● Job
Each entry below must be repeated word for word.
-- Begin --
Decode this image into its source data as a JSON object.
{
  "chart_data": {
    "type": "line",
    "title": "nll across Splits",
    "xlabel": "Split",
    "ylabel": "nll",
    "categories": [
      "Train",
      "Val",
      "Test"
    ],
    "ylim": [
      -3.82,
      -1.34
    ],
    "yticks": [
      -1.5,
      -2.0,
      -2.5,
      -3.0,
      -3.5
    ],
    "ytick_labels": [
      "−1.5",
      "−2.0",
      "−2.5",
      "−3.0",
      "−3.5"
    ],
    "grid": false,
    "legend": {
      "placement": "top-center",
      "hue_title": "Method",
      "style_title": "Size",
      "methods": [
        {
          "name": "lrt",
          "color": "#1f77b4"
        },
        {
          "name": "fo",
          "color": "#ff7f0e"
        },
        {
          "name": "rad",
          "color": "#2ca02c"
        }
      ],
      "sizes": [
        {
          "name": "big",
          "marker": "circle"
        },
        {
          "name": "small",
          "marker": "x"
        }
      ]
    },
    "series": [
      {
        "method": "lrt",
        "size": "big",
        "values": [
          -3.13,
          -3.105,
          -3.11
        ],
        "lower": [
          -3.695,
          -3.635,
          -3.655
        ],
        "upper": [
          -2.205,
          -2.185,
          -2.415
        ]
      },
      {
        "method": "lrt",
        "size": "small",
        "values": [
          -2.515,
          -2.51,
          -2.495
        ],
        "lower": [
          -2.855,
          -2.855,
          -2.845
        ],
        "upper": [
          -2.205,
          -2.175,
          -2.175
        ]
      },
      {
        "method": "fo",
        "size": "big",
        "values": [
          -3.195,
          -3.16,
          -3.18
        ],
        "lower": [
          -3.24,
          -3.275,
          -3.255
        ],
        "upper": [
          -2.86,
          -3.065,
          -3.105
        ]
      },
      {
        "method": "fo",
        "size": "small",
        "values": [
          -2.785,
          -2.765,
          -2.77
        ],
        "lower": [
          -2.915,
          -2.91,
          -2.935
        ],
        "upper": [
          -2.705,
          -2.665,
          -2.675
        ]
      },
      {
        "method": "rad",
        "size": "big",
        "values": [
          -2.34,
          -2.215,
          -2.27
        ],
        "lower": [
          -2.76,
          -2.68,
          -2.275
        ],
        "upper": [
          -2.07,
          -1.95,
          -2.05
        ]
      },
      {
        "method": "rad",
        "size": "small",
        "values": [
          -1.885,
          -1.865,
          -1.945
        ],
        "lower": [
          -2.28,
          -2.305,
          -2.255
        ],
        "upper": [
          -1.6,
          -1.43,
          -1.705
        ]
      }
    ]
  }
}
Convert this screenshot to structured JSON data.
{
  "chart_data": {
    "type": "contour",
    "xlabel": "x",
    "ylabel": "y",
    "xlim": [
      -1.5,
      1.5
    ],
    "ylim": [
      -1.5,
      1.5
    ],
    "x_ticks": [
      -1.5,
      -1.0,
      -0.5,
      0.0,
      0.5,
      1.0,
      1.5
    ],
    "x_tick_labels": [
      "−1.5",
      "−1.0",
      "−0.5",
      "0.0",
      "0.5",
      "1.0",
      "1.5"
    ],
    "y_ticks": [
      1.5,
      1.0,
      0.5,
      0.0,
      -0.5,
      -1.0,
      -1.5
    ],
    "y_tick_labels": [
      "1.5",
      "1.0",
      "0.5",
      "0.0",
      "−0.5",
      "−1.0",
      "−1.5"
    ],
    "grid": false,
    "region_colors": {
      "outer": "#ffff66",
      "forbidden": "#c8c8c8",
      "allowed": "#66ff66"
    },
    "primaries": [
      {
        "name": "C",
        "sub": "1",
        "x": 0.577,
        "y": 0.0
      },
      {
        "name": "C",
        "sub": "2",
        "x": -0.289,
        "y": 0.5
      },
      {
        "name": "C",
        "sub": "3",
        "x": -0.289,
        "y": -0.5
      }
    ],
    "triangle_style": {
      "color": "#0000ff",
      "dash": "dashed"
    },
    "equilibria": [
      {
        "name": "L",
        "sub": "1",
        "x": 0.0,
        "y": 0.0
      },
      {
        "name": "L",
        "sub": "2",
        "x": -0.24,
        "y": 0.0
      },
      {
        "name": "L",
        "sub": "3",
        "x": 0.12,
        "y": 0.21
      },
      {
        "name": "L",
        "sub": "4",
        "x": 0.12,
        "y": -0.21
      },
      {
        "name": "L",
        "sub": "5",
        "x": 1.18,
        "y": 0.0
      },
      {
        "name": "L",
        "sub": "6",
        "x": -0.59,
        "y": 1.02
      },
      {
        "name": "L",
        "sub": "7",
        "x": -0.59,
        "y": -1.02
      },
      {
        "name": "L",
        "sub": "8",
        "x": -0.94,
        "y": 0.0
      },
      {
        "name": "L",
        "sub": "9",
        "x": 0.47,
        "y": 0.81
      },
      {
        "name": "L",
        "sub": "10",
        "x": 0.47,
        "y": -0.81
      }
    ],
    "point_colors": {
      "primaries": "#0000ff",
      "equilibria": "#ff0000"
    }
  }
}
-- End --
● Reply
Decode this image into its source data as a JSON object.
{
  "chart_data": {
    "type": "line",
    "title": "nll across Splits",
    "xlabel": "Split",
    "ylabel": "nll",
    "categories": [
      "Train",
      "Val",
      "Test"
    ],
    "ylim": [
      -3.82,
      -1.34
    ],
    "yticks": [
      -1.5,
      -2.0,
      -2.5,
      -3.0,
      -3.5
    ],
    "ytick_labels": [
      "−1.5",
      "−2.0",
      "−2.5",
      "−3.0",
      "−3.5"
    ],
    "grid": false,
    "legend": {
      "placement": "top-center",
      "hue_title": "Method",
      "style_title": "Size",
      "methods": [
        {
          "name": "lrt",
          "color": "#1f77b4"
        },
        {
          "name": "fo",
          "color": "#ff7f0e"
        },
        {
          "name": "rad",
          "color": "#2ca02c"
        }
      ],
      "sizes": [
        {
          "name": "big",
          "marker": "circle"
        },
        {
          "name": "small",
          "marker": "x"
        }
      ]
    },
    "series": [
      {
        "method": "lrt",
        "size": "big",
        "values": [
          -3.13,
          -3.105,
          -3.11
        ],
        "lower": [
          -3.695,
          -3.635,
          -3.655
        ],
        "upper": [
          -2.205,
          -2.185,
          -2.415
        ]
      },
      {
        "method": "lrt",
        "size": "small",
        "values": [
          -2.515,
          -2.51,
          -2.495
        ],
        "lower": [
          -2.855,
          -2.855,
          -2.845
        ],
        "upper": [
          -2.205,
          -2.175,
          -2.175
        ]
      },
      {
        "method": "fo",
        "size": "big",
        "values": [
          -3.195,
          -3.16,
          -3.18
        ],
        "lower": [
          -3.24,
          -3.275,
          -3.255
        ],
        "upper": [
          -2.86,
          -3.065,
          -3.105
        ]
      },
      {
        "method": "fo",
        "size": "small",
        "values": [
          -2.785,
          -2.765,
          -2.77
        ],
        "lower": [
          -2.915,
          -2.91,
          -2.935
        ],
        "upper": [
          -2.705,
          -2.665,
          -2.675
        ]
      },
      {
        "method": "rad",
        "size": "big",
        "values": [
          -2.34,
          -2.215,
          -2.27
        ],
        "lower": [
          -2.76,
          -2.68,
          -2.275
        ],
        "upper": [
          -2.07,
          -1.95,
          -2.05
        ]
      },
      {
        "method": "rad",
        "size": "small",
        "values": [
          -1.885,
          -1.865,
          -1.945
        ],
        "lower": [
          -2.28,
          -2.305,
          -2.255
        ],
        "upper": [
          -1.6,
          -1.43,
          -1.705
        ]
      }
    ]
  }
}
Convert this screenshot to structured JSON data.
{
  "chart_data": {
    "type": "contour",
    "xlabel": "x",
    "ylabel": "y",
    "xlim": [
      -1.5,
      1.5
    ],
    "ylim": [
      -1.5,
      1.5
    ],
    "x_ticks": [
      -1.5,
      -1.0,
      -0.5,
      0.0,
      0.5,
      1.0,
      1.5
    ],
    "x_tick_labels": [
      "−1.5",
      "−1.0",
      "−0.5",
      "0.0",
      "0.5",
      "1.0",
      "1.5"
    ],
    "y_ticks": [
      1.5,
      1.0,
      0.5,
      0.0,
      -0.5,
      -1.0,
      -1.5
    ],
    "y_tick_labels": [
      "1.5",
      "1.0",
      "0.5",
      "0.0",
      "−0.5",
      "−1.0",
      "−1.5"
    ],
    "grid": false,
    "region_colors": {
      "outer": "#ffff66",
      "forbidden": "#c8c8c8",
      "allowed": "#66ff66"
    },
    "primaries": [
      {
        "name": "C",
        "sub": "1",
        "x": 0.577,
        "y": 0.0
      },
      {
        "name": "C",
        "sub": "2",
        "x": -0.289,
        "y": 0.5
      },
      {
        "name": "C",
        "sub": "3",
        "x": -0.289,
        "y": -0.5
      }
    ],
    "triangle_style": {
      "color": "#0000ff",
      "dash": "dashed"
    },
    "equilibria": [
      {
        "name": "L",
        "sub": "1",
        "x": 0.0,
        "y": 0.0
      },
      {
        "name": "L",
        "sub": "2",
        "x": -0.24,
        "y": 0.0
      },
      {
        "name": "L",
        "sub": "3",
        "x": 0.12,
        "y": 0.21
      },
      {
        "name": "L",
        "sub": "4",
        "x": 0.12,
        "y": -0.21
      },
      {
        "name": "L",
        "sub": "5",
        "x": 1.18,
        "y": 0.0
      },
      {
        "name": "L",
        "sub": "6",
        "x": -0.59,
        "y": 1.02
      },
      {
        "name": "L",
        "sub": "7",
        "x": -0.59,
        "y": -1.02
      },
      {
        "name": "L",
        "sub": "8",
        "x": -0.94,
        "y": 0.0
      },
      {
        "name": "L",
        "sub": "9",
        "x": 0.47,
        "y": 0.81
      },
      {
        "name": "L",
        "sub": "10",
        "x": 0.47,
        "y": -0.81
      }
    ],
    "point_colors": {
      "primaries": "#0000ff",
      "equilibria": "#ff0000"
    }
  }
}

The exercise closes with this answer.